[SUPPLIED ENTRIES]
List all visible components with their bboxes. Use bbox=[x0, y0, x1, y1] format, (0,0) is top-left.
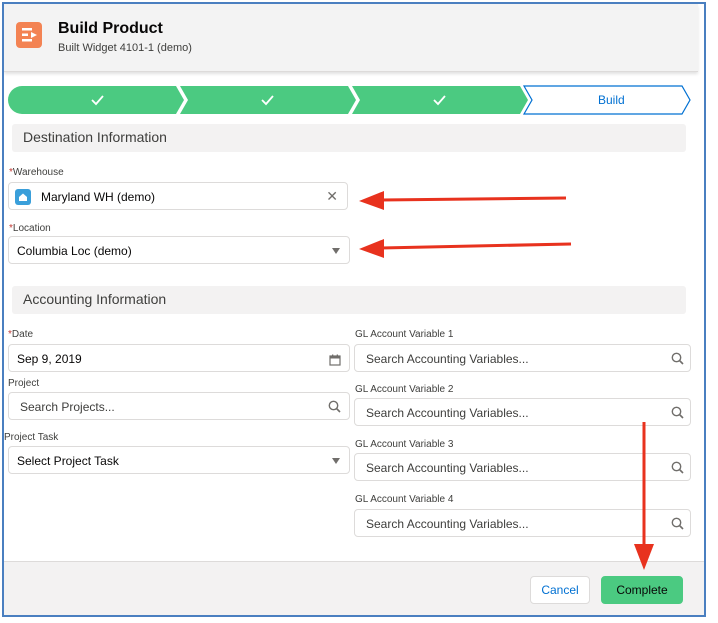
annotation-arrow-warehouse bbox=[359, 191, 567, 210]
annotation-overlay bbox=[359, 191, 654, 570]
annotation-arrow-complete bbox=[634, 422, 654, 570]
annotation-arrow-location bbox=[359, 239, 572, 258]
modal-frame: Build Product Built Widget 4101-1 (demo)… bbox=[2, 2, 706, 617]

* * *

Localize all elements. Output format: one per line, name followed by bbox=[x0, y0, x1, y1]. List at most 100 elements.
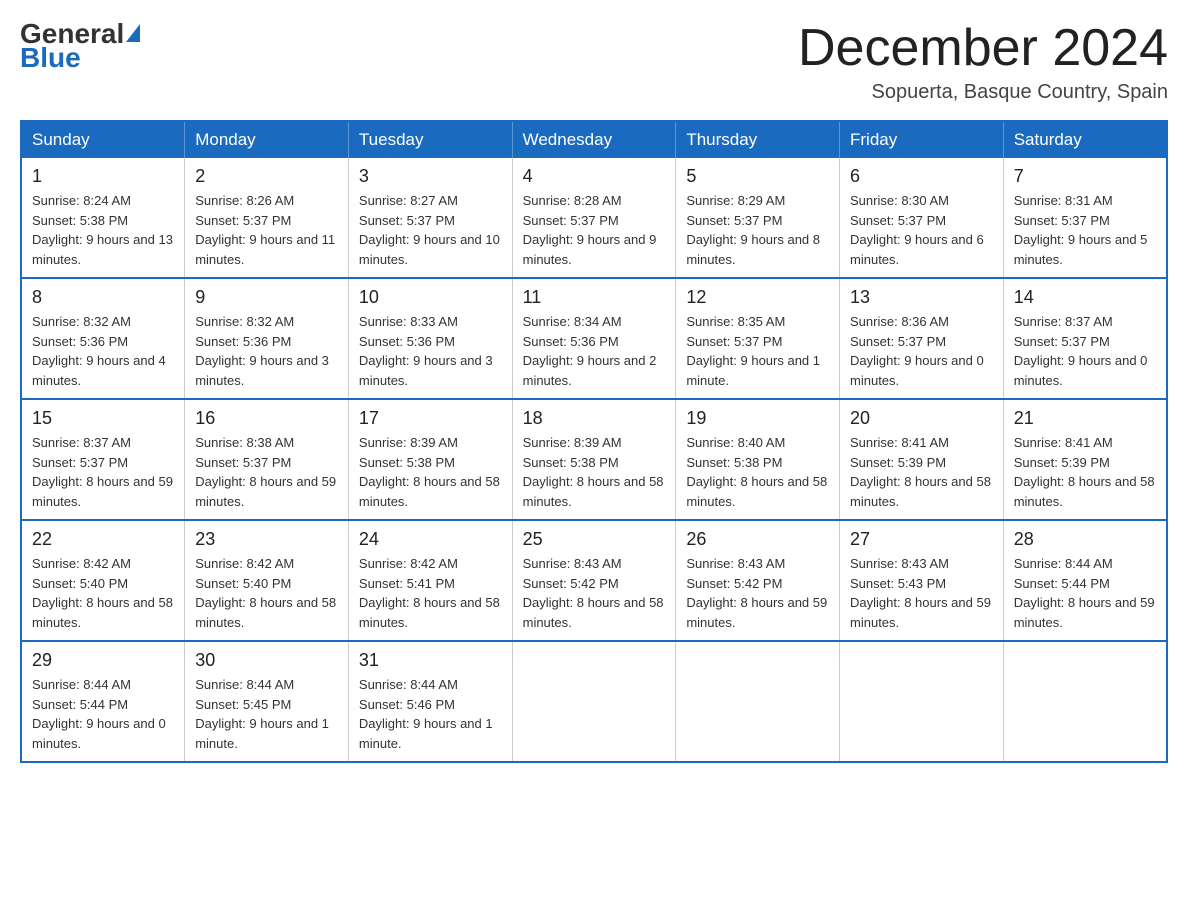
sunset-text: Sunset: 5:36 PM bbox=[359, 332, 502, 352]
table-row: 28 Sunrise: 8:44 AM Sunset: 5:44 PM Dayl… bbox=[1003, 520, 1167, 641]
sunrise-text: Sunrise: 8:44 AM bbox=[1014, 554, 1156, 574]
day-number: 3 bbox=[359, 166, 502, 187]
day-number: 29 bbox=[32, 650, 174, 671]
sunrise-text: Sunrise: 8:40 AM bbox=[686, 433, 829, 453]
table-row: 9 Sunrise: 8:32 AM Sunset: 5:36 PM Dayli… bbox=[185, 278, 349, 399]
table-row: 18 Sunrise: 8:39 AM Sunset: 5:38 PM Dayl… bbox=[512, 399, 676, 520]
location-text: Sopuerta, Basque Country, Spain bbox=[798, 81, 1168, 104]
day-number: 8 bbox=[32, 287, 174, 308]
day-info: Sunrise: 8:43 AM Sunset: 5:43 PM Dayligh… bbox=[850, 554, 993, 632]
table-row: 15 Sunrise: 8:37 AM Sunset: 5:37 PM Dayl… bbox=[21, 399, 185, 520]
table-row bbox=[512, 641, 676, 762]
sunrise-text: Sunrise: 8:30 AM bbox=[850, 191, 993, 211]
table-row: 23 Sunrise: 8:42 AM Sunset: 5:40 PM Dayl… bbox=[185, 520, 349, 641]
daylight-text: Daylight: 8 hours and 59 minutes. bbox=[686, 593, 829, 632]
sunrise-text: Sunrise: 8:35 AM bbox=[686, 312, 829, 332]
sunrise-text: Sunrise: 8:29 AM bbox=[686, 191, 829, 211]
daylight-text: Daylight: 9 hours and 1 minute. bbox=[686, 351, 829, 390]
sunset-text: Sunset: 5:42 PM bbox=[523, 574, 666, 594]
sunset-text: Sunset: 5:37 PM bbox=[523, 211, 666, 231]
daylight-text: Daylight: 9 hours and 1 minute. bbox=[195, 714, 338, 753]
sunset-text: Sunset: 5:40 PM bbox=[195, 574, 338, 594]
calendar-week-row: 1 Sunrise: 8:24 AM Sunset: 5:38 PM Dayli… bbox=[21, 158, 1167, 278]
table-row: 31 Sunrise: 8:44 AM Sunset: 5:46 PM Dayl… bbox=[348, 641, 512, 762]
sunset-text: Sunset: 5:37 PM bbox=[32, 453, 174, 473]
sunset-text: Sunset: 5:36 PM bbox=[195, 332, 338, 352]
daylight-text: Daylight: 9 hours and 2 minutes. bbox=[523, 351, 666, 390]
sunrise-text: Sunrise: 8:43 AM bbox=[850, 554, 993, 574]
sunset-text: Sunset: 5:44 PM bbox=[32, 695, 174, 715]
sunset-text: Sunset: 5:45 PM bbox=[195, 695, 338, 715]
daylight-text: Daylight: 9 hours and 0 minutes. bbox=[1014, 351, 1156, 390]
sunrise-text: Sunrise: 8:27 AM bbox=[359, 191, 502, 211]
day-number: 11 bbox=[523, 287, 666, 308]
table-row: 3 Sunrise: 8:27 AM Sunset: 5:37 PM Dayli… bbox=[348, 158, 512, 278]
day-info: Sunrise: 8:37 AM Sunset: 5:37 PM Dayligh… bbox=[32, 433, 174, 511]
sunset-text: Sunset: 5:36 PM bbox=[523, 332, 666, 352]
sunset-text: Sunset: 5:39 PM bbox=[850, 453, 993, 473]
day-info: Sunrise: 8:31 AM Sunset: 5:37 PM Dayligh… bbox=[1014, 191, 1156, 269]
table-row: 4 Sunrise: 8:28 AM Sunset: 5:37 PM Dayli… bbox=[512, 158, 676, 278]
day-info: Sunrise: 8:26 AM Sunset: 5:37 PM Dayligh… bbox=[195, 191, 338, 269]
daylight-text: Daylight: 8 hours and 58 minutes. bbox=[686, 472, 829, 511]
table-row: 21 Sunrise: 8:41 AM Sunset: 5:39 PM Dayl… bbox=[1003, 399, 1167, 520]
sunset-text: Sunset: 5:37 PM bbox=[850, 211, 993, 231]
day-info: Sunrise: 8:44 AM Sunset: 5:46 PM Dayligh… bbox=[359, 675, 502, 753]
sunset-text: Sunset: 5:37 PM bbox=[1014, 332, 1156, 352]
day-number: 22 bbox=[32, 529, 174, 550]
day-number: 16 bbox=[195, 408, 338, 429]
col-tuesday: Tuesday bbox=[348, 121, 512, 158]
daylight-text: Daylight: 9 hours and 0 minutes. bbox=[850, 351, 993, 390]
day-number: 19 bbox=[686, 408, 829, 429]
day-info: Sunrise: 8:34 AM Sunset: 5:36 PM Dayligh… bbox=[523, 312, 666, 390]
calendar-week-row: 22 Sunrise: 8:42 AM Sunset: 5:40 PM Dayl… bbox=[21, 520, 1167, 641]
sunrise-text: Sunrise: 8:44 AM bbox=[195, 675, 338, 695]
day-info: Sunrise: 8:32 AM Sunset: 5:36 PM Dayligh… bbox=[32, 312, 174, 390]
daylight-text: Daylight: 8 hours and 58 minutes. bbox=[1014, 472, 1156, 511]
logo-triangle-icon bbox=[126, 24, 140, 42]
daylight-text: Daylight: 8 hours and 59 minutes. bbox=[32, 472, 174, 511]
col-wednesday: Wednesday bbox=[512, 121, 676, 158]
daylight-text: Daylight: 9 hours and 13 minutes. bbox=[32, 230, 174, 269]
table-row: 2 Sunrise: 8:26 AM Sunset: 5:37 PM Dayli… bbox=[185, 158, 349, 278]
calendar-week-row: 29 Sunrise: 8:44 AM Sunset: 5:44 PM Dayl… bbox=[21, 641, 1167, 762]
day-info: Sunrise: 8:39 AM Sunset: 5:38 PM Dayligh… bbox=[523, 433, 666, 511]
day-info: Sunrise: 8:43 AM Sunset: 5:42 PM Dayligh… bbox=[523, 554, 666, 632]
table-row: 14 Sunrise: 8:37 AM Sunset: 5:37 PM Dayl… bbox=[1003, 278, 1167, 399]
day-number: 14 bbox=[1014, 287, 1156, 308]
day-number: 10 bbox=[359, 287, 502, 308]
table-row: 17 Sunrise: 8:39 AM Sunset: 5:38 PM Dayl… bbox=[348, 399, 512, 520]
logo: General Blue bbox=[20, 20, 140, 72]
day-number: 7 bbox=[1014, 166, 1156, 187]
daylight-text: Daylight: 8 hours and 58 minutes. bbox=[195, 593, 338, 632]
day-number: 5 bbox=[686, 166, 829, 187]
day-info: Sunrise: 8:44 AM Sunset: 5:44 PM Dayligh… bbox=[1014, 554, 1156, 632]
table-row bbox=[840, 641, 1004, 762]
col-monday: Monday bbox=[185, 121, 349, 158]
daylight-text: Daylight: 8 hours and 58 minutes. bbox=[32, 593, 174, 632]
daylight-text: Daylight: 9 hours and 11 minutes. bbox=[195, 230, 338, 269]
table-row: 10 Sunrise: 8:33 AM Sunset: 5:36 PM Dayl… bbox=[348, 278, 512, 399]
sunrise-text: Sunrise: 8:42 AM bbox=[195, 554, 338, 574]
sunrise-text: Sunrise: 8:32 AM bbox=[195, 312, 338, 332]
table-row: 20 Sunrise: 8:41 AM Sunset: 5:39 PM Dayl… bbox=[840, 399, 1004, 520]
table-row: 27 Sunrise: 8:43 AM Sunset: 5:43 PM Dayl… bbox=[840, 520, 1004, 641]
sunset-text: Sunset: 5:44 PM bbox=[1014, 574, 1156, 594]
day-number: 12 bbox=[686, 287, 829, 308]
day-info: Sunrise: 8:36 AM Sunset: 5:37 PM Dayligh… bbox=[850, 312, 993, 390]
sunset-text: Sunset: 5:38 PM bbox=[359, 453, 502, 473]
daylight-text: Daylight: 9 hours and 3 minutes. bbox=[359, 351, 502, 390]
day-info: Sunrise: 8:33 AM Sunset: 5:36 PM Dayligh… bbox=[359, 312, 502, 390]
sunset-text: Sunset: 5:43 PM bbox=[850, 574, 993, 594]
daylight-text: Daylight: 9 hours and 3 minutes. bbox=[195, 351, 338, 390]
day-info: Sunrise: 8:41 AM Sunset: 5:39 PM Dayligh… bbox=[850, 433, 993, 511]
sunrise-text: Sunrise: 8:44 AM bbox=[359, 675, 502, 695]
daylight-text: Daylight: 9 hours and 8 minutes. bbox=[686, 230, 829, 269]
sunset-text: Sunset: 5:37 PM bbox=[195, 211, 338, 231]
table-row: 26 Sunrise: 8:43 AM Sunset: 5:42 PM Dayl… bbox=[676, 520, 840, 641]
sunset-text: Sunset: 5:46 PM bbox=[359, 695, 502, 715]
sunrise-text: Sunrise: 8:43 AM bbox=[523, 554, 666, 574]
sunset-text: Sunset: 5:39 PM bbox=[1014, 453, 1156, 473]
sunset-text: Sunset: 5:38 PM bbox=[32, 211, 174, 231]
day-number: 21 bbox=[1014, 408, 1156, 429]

* * *

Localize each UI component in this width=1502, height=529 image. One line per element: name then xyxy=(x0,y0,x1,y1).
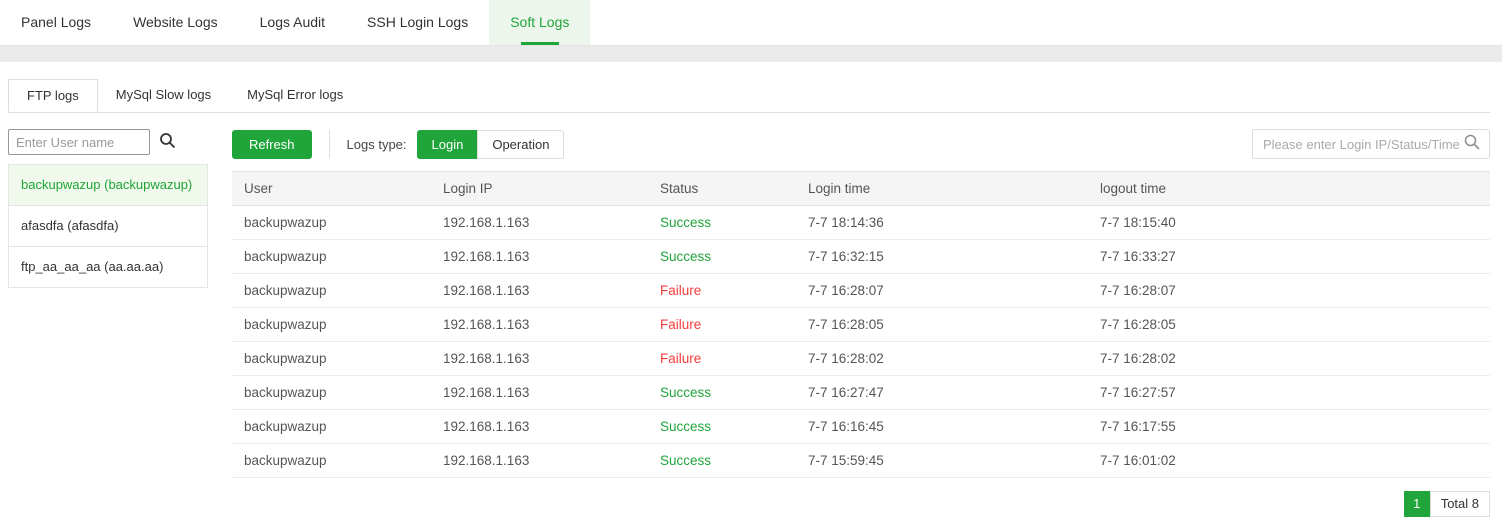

[REQUIREMENTS] Copy out the items between the lines holding "List all visible" and "modal-frame: Build Product", inclusive, leaving the pictures out of your answer.

[RESPONSE TO THIS TASK]
List all visible components with their bboxes. Use bbox=[x0, y0, x1, y1] format, (0,0) is top-left.
annotation-arrow-warehouse bbox=[359, 191, 567, 210]
annotation-overlay bbox=[359, 191, 654, 570]
annotation-arrow-complete bbox=[634, 422, 654, 570]
annotation-arrow-location bbox=[359, 239, 572, 258]
modal-frame: Build Product Built Widget 4101-1 (demo)… bbox=[2, 2, 706, 617]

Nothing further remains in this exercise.